◆ What is needed
Lift out all lines below that contain "Soccorso".

>> Begin Extracted data

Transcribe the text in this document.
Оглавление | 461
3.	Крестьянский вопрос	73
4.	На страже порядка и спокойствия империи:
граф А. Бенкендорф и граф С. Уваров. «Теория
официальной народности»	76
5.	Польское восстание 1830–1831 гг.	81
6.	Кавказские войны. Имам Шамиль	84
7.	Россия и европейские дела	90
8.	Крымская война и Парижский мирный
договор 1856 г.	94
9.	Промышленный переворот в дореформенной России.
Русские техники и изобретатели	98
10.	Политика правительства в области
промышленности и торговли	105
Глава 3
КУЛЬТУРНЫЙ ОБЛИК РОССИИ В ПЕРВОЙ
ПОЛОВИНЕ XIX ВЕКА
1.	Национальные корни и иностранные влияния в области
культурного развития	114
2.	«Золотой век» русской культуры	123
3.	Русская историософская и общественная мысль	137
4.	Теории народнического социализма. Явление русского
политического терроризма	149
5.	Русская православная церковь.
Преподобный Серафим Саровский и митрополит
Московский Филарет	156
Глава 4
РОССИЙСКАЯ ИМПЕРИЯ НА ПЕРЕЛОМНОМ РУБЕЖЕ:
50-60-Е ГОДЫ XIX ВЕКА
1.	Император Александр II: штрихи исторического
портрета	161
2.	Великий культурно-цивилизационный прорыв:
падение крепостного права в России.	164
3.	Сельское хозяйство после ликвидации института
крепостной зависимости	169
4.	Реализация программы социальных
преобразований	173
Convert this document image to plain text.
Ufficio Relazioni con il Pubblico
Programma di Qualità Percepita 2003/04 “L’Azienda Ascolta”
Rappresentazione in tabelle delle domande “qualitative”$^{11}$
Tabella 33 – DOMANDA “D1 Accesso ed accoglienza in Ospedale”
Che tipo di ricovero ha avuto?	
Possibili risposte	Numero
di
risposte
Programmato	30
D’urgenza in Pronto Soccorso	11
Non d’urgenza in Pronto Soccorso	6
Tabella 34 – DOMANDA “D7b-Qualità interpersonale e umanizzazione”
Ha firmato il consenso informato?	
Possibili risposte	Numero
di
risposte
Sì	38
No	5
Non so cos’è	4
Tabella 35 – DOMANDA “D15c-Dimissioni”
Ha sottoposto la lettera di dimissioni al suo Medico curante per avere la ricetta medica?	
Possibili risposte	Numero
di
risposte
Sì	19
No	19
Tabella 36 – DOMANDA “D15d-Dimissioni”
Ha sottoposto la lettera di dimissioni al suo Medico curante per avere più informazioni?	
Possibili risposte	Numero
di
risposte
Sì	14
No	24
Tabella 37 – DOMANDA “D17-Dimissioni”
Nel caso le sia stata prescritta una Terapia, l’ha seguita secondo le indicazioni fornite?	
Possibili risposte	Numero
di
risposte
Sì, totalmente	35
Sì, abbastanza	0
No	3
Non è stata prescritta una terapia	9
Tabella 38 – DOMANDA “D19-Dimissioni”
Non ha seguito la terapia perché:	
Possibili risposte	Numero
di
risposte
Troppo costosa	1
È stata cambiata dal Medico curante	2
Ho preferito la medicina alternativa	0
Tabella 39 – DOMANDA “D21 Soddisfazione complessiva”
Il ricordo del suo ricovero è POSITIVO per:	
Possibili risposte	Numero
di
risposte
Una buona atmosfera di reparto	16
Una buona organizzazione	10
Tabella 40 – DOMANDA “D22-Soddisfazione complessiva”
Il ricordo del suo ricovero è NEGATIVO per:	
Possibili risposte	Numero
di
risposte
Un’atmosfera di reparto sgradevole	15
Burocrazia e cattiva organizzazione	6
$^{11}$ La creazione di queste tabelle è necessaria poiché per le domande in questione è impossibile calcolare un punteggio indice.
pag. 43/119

>> End Extracted data

◆ Output for this exercise
D’urgenza in Pronto Soccorso	11
Non d’urgenza in Pronto Soccorso	6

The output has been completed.